### Record list
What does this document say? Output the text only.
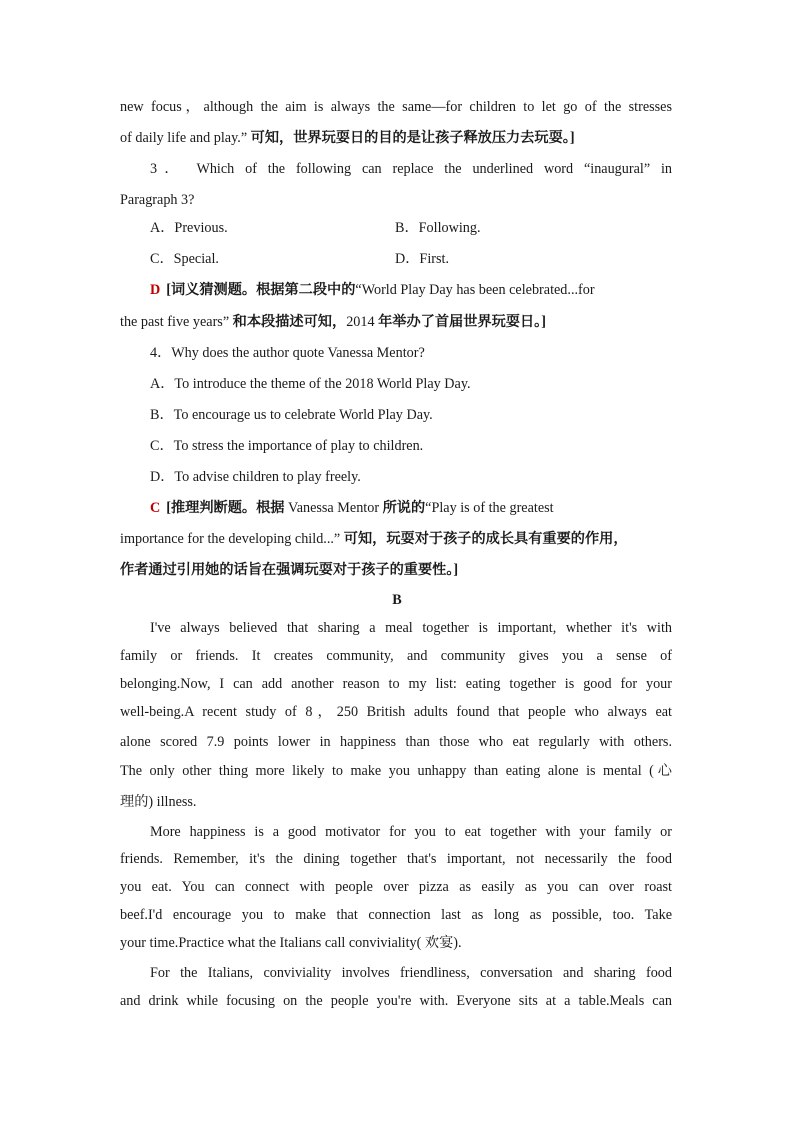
new focus，although the aim is always the same—for children to let go of the stresses
of daily life and play.” 可知，世界玩耍日的目的是让孩子释放压力去玩耍。]
3． Which of the following can replace the underlined word “inaugural” in
Paragraph 3?
A．Previous.	B．Following.
C．Special.	D．First.
D [词义猜测题。根据第二段中的“World Play Day has been celebrated...for
the past five years” 和本段描述可知，2014 年举办了首届世界玩耍日。]
4．Why does the author quote Vanessa Mentor?
A．To introduce the theme of the 2018 World Play Day.
B．To encourage us to celebrate World Play Day.
C．To stress the importance of play to children.
D．To advise children to play freely.
C [推理判断题。根据 Vanessa Mentor 所说的“Play is of the greatest
importance for the developing child...” 可知，玩耍对于孩子的成长具有重要的作用，
作者通过引用她的话旨在强调玩耍对于孩子的重要性。]
B
I've always believed that sharing a meal together is important, whether it's with
family or friends. It creates community, and community gives you a sense of
belonging.Now, I can add another reason to my list: eating together is good for your
well-being.A recent study of 8，250 British adults found that people who always eat
alone scored 7.9 points lower in happiness than those who eat regularly with others.
The only other thing more likely to make you unhappy than eating alone is mental (心
理的) illness.
More happiness is a good motivator for you to eat together with your family or
friends. Remember, it's the dining together that's important, not necessarily the food
you eat. You can connect with people over pizza as easily as you can over roast
beef.I'd encourage you to make that connection last as long as possible, too. Take
your time.Practice what the Italians call conviviality( 欢宴).
For the Italians, conviviality involves friendliness, conversation and sharing food
and drink while focusing on the people you're with. Everyone sits at a table.Meals can
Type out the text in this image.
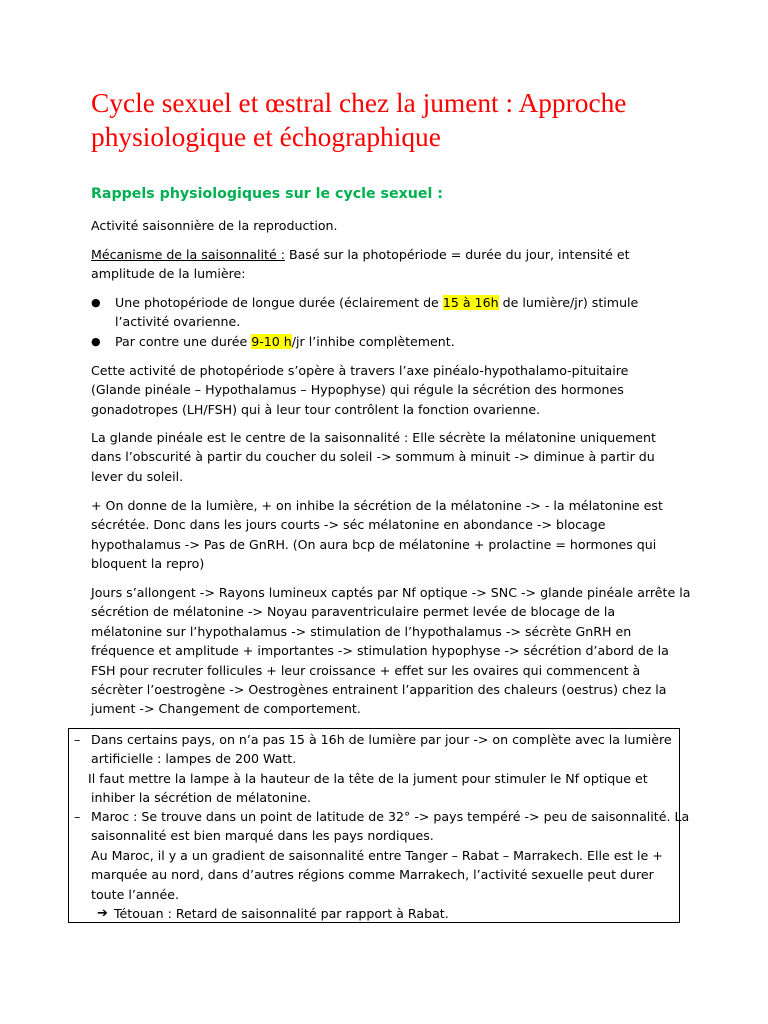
Cycle sexuel et œstral chez la jument : Approche
physiologique et échographique
Rappels physiologiques sur le cycle sexuel :

Activité saisonnière de la reproduction.

Mécanisme de la saisonnalité : Basé sur la photopériode = durée du jour, intensité et
amplitude de la lumière:

●	Une photopériode de longue durée (éclairement de 15 à 16h de lumière/jr) stimule
l’activité ovarienne.
●	Par contre une durée 9-10 h/jr l’inhibe complètement.

Cette activité de photopériode s’opère à travers l’axe pinéalo-hypothalamo-pituitaire
(Glande pinéale – Hypothalamus – Hypophyse) qui régule la sécrétion des hormones
gonadotropes (LH/FSH) qui à leur tour contrôlent la fonction ovarienne.

La glande pinéale est le centre de la saisonnalité : Elle sécrète la mélatonine uniquement
dans l’obscurité à partir du coucher du soleil -> sommum à minuit -> diminue à partir du
lever du soleil.

+ On donne de la lumière, + on inhibe la sécrétion de la mélatonine -> - la mélatonine est
sécrétée. Donc dans les jours courts -> séc mélatonine en abondance -> blocage
hypothalamus -> Pas de GnRH. (On aura bcp de mélatonine + prolactine = hormones qui
bloquent la repro)

Jours s’allongent -> Rayons lumineux captés par Nf optique -> SNC -> glande pinéale arrête la
sécrétion de mélatonine -> Noyau paraventriculaire permet levée de blocage de la
mélatonine sur l’hypothalamus -> stimulation de l’hypothalamus -> sécrète GnRH en
fréquence et amplitude + importantes -> stimulation hypophyse -> sécrétion d’abord de la
FSH pour recruter follicules + leur croissance + effet sur les ovaires qui commencent à
sécrèter l’oestrogène -> Oestrogènes entrainent l’apparition des chaleurs (oestrus) chez la
jument -> Changement de comportement.

– Dans certains pays, on n’a pas 15 à 16h de lumière par jour -> on complète avec la lumière
artificielle : lampes de 200 Watt.
Il faut mettre la lampe à la hauteur de la tête de la jument pour stimuler le Nf optique et
inhiber la sécrétion de mélatonine.
– Maroc : Se trouve dans un point de latitude de 32° -> pays tempéré -> peu de saisonnalité. La
saisonnalité est bien marqué dans les pays nordiques.
Au Maroc, il y a un gradient de saisonnalité entre Tanger – Rabat – Marrakech. Elle est le +
marquée au nord, dans d’autres régions comme Marrakech, l’activité sexuelle peut durer
toute l’année.
➔ Tétouan : Retard de saisonnalité par rapport à Rabat.
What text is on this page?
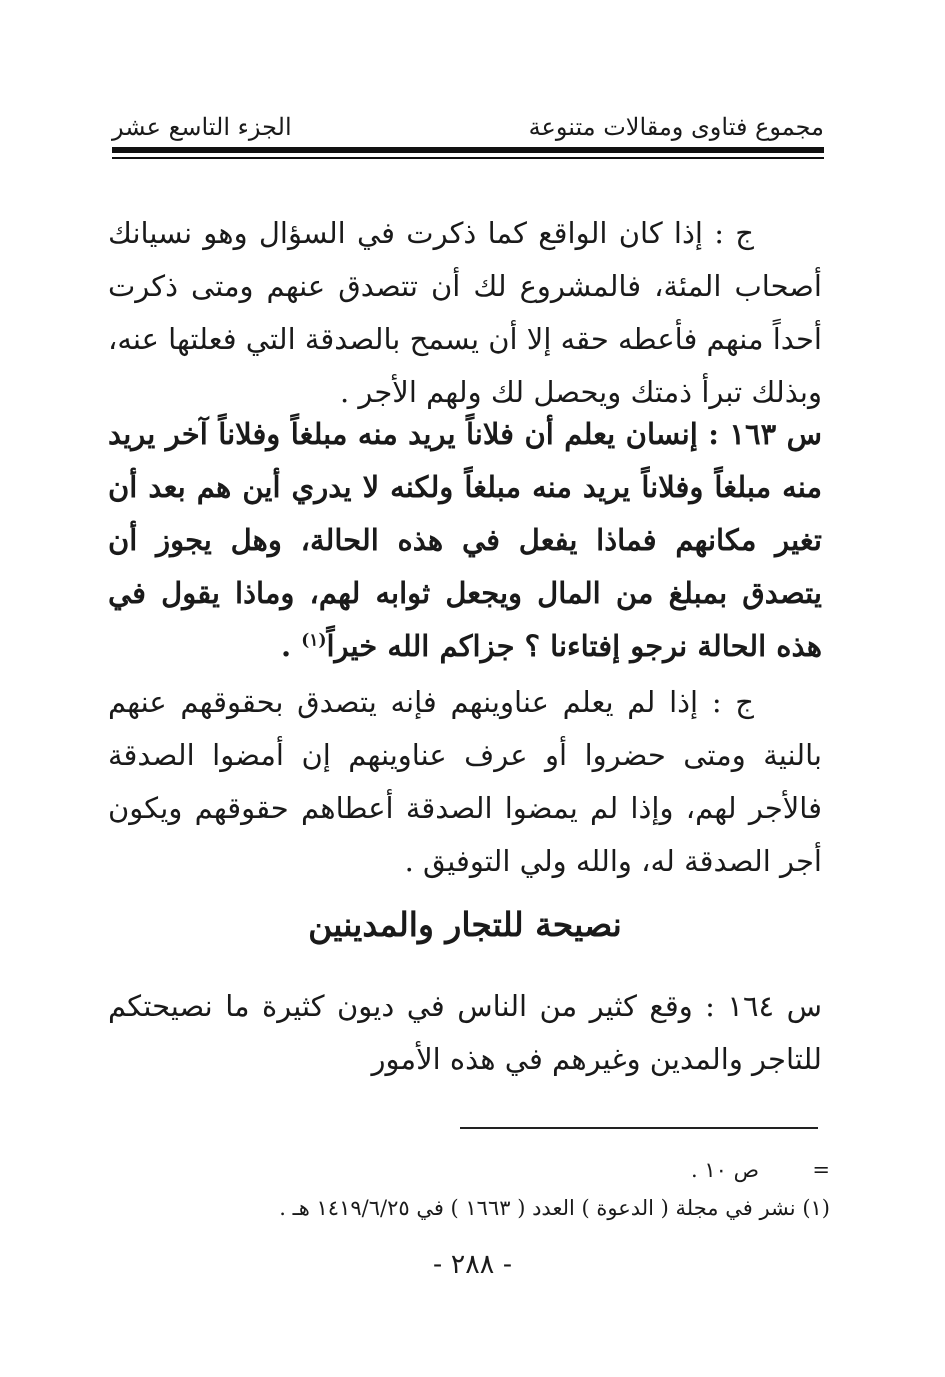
مجموع فتاوى ومقالات متنوعة
الجزء التاسع عشر
ج : إذا كان الواقع كما ذكرت في السؤال وهو نسيانك أصحاب المئة، فالمشروع لك أن تتصدق عنهم ومتى ذكرت أحداً منهم فأعطه حقه إلا أن يسمح بالصدقة التي فعلتها عنه، وبذلك تبرأ ذمتك ويحصل لك ولهم الأجر .
س ١٦٣ : إنسان يعلم أن فلاناً يريد منه مبلغاً وفلاناً آخر يريد منه مبلغاً وفلاناً يريد منه مبلغاً ولكنه لا يدري أين هم بعد أن تغير مكانهم فماذا يفعل في هذه الحالة، وهل يجوز أن يتصدق بمبلغ من المال ويجعل ثوابه لهم، وماذا يقول في هذه الحالة نرجو إفتاءنا ؟ جزاكم الله خيراً$^{(١)}$ .
ج : إذا لم يعلم عناوينهم فإنه يتصدق بحقوقهم عنهم بالنية ومتى حضروا أو عرف عناوينهم إن أمضوا الصدقة فالأجر لهم، وإذا لم يمضوا الصدقة أعطاهم حقوقهم ويكون أجر الصدقة له، والله ولي التوفيق .
نصيحة للتجار والمدينين
س ١٦٤ : وقع كثير من الناس في ديون كثيرة ما نصيحتكم للتاجر والمدين وغيرهم في هذه الأمور
=  ص ١٠ .
(١) نشر في مجلة ( الدعوة ) العدد ( ١٦٦٣ ) في ١٤١٩/٦/٢٥ هـ .
- ٢٨٨ -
######
Transcribe the records above exactly as they appear, leaving out any pictures.

What does this document say? Output the text only.
new focus，although the aim is always the same—for children to let go of the stresses
of daily life and play.” 可知，世界玩耍日的目的是让孩子释放压力去玩耍。]
3． Which of the following can replace the underlined word “inaugural” in
Paragraph 3?
A．Previous.	B．Following.
C．Special.	D．First.
D [词义猜测题。根据第二段中的“World Play Day has been celebrated...for
the past five years” 和本段描述可知，2014 年举办了首届世界玩耍日。]
4．Why does the author quote Vanessa Mentor?
A．To introduce the theme of the 2018 World Play Day.
B．To encourage us to celebrate World Play Day.
C．To stress the importance of play to children.
D．To advise children to play freely.
C [推理判断题。根据 Vanessa Mentor 所说的“Play is of the greatest
importance for the developing child...” 可知，玩耍对于孩子的成长具有重要的作用，
作者通过引用她的话旨在强调玩耍对于孩子的重要性。]
B
I've always believed that sharing a meal together is important, whether it's with
family or friends. It creates community, and community gives you a sense of
belonging.Now, I can add another reason to my list: eating together is good for your
well-being.A recent study of 8，250 British adults found that people who always eat
alone scored 7.9 points lower in happiness than those who eat regularly with others.
The only other thing more likely to make you unhappy than eating alone is mental (心
理的) illness.
More happiness is a good motivator for you to eat together with your family or
friends. Remember, it's the dining together that's important, not necessarily the food
you eat. You can connect with people over pizza as easily as you can over roast
beef.I'd encourage you to make that connection last as long as possible, too. Take
your time.Practice what the Italians call conviviality( 欢宴).
For the Italians, conviviality involves friendliness, conversation and sharing food
and drink while focusing on the people you're with. Everyone sits at a table.Meals can
Type out the text in this image.
Cycle sexuel et œstral chez la jument : Approche
physiologique et échographique
Rappels physiologiques sur le cycle sexuel :

Activité saisonnière de la reproduction.

Mécanisme de la saisonnalité : Basé sur la photopériode = durée du jour, intensité et
amplitude de la lumière:

●	Une photopériode de longue durée (éclairement de 15 à 16h de lumière/jr) stimule
l’activité ovarienne.
●	Par contre une durée 9-10 h/jr l’inhibe complètement.

Cette activité de photopériode s’opère à travers l’axe pinéalo-hypothalamo-pituitaire
(Glande pinéale – Hypothalamus – Hypophyse) qui régule la sécrétion des hormones
gonadotropes (LH/FSH) qui à leur tour contrôlent la fonction ovarienne.

La glande pinéale est le centre de la saisonnalité : Elle sécrète la mélatonine uniquement
dans l’obscurité à partir du coucher du soleil -> sommum à minuit -> diminue à partir du
lever du soleil.

+ On donne de la lumière, + on inhibe la sécrétion de la mélatonine -> - la mélatonine est
sécrétée. Donc dans les jours courts -> séc mélatonine en abondance -> blocage
hypothalamus -> Pas de GnRH. (On aura bcp de mélatonine + prolactine = hormones qui
bloquent la repro)

Jours s’allongent -> Rayons lumineux captés par Nf optique -> SNC -> glande pinéale arrête la
sécrétion de mélatonine -> Noyau paraventriculaire permet levée de blocage de la
mélatonine sur l’hypothalamus -> stimulation de l’hypothalamus -> sécrète GnRH en
fréquence et amplitude + importantes -> stimulation hypophyse -> sécrétion d’abord de la
FSH pour recruter follicules + leur croissance + effet sur les ovaires qui commencent à
sécrèter l’oestrogène -> Oestrogènes entrainent l’apparition des chaleurs (oestrus) chez la
jument -> Changement de comportement.

– Dans certains pays, on n’a pas 15 à 16h de lumière par jour -> on complète avec la lumière
artificielle : lampes de 200 Watt.
Il faut mettre la lampe à la hauteur de la tête de la jument pour stimuler le Nf optique et
inhiber la sécrétion de mélatonine.
– Maroc : Se trouve dans un point de latitude de 32° -> pays tempéré -> peu de saisonnalité. La
saisonnalité est bien marqué dans les pays nordiques.
Au Maroc, il y a un gradient de saisonnalité entre Tanger – Rabat – Marrakech. Elle est le +
marquée au nord, dans d’autres régions comme Marrakech, l’activité sexuelle peut durer
toute l’année.
➔ Tétouan : Retard de saisonnalité par rapport à Rabat.
What text is on this page?
مجموع فتاوى ومقالات متنوعة
الجزء التاسع عشر
ج : إذا كان الواقع كما ذكرت في السؤال وهو نسيانك أصحاب المئة، فالمشروع لك أن تتصدق عنهم ومتى ذكرت أحداً منهم فأعطه حقه إلا أن يسمح بالصدقة التي فعلتها عنه، وبذلك تبرأ ذمتك ويحصل لك ولهم الأجر .
س ١٦٣ : إنسان يعلم أن فلاناً يريد منه مبلغاً وفلاناً آخر يريد منه مبلغاً وفلاناً يريد منه مبلغاً ولكنه لا يدري أين هم بعد أن تغير مكانهم فماذا يفعل في هذه الحالة، وهل يجوز أن يتصدق بمبلغ من المال ويجعل ثوابه لهم، وماذا يقول في هذه الحالة نرجو إفتاءنا ؟ جزاكم الله خيراً$^{(١)}$ .
ج : إذا لم يعلم عناوينهم فإنه يتصدق بحقوقهم عنهم بالنية ومتى حضروا أو عرف عناوينهم إن أمضوا الصدقة فالأجر لهم، وإذا لم يمضوا الصدقة أعطاهم حقوقهم ويكون أجر الصدقة له، والله ولي التوفيق .
نصيحة للتجار والمدينين
س ١٦٤ : وقع كثير من الناس في ديون كثيرة ما نصيحتكم للتاجر والمدين وغيرهم في هذه الأمور
=  ص ١٠ .
(١) نشر في مجلة ( الدعوة ) العدد ( ١٦٦٣ ) في ١٤١٩/٦/٢٥ هـ .
- ٢٨٨ -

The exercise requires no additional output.